REQUIREMENTS —
Can the data below be echoed back word for word?

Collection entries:

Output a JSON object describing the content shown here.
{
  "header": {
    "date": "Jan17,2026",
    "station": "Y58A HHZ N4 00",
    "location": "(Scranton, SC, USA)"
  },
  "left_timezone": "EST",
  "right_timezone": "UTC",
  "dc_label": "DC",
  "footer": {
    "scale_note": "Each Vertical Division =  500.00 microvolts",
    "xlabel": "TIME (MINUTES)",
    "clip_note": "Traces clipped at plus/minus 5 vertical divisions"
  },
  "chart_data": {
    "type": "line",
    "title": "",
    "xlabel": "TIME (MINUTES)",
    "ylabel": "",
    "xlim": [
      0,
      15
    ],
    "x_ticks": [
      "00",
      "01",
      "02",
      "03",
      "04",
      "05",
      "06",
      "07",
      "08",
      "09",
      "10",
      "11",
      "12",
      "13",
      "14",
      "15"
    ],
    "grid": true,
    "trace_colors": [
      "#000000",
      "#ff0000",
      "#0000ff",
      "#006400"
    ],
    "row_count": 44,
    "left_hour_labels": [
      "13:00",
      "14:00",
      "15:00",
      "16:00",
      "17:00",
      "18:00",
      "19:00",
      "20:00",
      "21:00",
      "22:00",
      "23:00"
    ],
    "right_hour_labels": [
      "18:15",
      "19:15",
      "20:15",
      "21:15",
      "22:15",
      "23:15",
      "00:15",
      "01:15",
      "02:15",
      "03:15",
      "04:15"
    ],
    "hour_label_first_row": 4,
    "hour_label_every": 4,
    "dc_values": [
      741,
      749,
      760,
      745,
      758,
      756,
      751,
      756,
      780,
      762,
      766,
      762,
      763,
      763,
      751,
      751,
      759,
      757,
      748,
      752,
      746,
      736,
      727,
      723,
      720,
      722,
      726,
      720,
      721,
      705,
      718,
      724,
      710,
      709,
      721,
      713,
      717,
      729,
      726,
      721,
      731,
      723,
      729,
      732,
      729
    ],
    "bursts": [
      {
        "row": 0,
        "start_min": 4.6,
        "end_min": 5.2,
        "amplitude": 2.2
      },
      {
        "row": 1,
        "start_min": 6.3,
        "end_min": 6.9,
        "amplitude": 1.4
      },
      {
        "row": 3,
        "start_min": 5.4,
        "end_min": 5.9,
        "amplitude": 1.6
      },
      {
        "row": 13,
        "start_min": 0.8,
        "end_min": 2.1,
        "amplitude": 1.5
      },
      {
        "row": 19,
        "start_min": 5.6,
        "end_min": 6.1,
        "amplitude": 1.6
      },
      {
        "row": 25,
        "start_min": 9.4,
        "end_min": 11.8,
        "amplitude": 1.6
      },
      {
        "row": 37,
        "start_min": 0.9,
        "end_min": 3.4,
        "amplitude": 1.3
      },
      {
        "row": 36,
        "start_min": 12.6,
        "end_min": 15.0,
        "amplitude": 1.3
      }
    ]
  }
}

ANSWER TO THE TASK —
Output a JSON object describing the content shown here.
{
  "header": {
    "date": "Jan17,2026",
    "station": "Y58A HHZ N4 00",
    "location": "(Scranton, SC, USA)"
  },
  "left_timezone": "EST",
  "right_timezone": "UTC",
  "dc_label": "DC",
  "footer": {
    "scale_note": "Each Vertical Division =  500.00 microvolts",
    "xlabel": "TIME (MINUTES)",
    "clip_note": "Traces clipped at plus/minus 5 vertical divisions"
  },
  "chart_data": {
    "type": "line",
    "title": "",
    "xlabel": "TIME (MINUTES)",
    "ylabel": "",
    "xlim": [
      0,
      15
    ],
    "x_ticks": [
      "00",
      "01",
      "02",
      "03",
      "04",
      "05",
      "06",
      "07",
      "08",
      "09",
      "10",
      "11",
      "12",
      "13",
      "14",
      "15"
    ],
    "grid": true,
    "trace_colors": [
      "#000000",
      "#ff0000",
      "#0000ff",
      "#006400"
    ],
    "row_count": 44,
    "left_hour_labels": [
      "13:00",
      "14:00",
      "15:00",
      "16:00",
      "17:00",
      "18:00",
      "19:00",
      "20:00",
      "21:00",
      "22:00",
      "23:00"
    ],
    "right_hour_labels": [
      "18:15",
      "19:15",
      "20:15",
      "21:15",
      "22:15",
      "23:15",
      "00:15",
      "01:15",
      "02:15",
      "03:15",
      "04:15"
    ],
    "hour_label_first_row": 4,
    "hour_label_every": 4,
    "dc_values": [
      741,
      749,
      760,
      745,
      758,
      756,
      751,
      756,
      780,
      762,
      766,
      762,
      763,
      763,
      751,
      751,
      759,
      757,
      748,
      752,
      746,
      736,
      727,
      723,
      720,
      722,
      726,
      720,
      721,
      705,
      718,
      724,
      710,
      709,
      721,
      713,
      717,
      729,
      726,
      721,
      731,
      723,
      729,
      732,
      729
    ],
    "bursts": [
      {
        "row": 0,
        "start_min": 4.6,
        "end_min": 5.2,
        "amplitude": 2.2
      },
      {
        "row": 1,
        "start_min": 6.3,
        "end_min": 6.9,
        "amplitude": 1.4
      },
      {
        "row": 3,
        "start_min": 5.4,
        "end_min": 5.9,
        "amplitude": 1.6
      },
      {
        "row": 13,
        "start_min": 0.8,
        "end_min": 2.1,
        "amplitude": 1.5
      },
      {
        "row": 19,
        "start_min": 5.6,
        "end_min": 6.1,
        "amplitude": 1.6
      },
      {
        "row": 25,
        "start_min": 9.4,
        "end_min": 11.8,
        "amplitude": 1.6
      },
      {
        "row": 37,
        "start_min": 0.9,
        "end_min": 3.4,
        "amplitude": 1.3
      },
      {
        "row": 36,
        "start_min": 12.6,
        "end_min": 15.0,
        "amplitude": 1.3
      }
    ]
  }
}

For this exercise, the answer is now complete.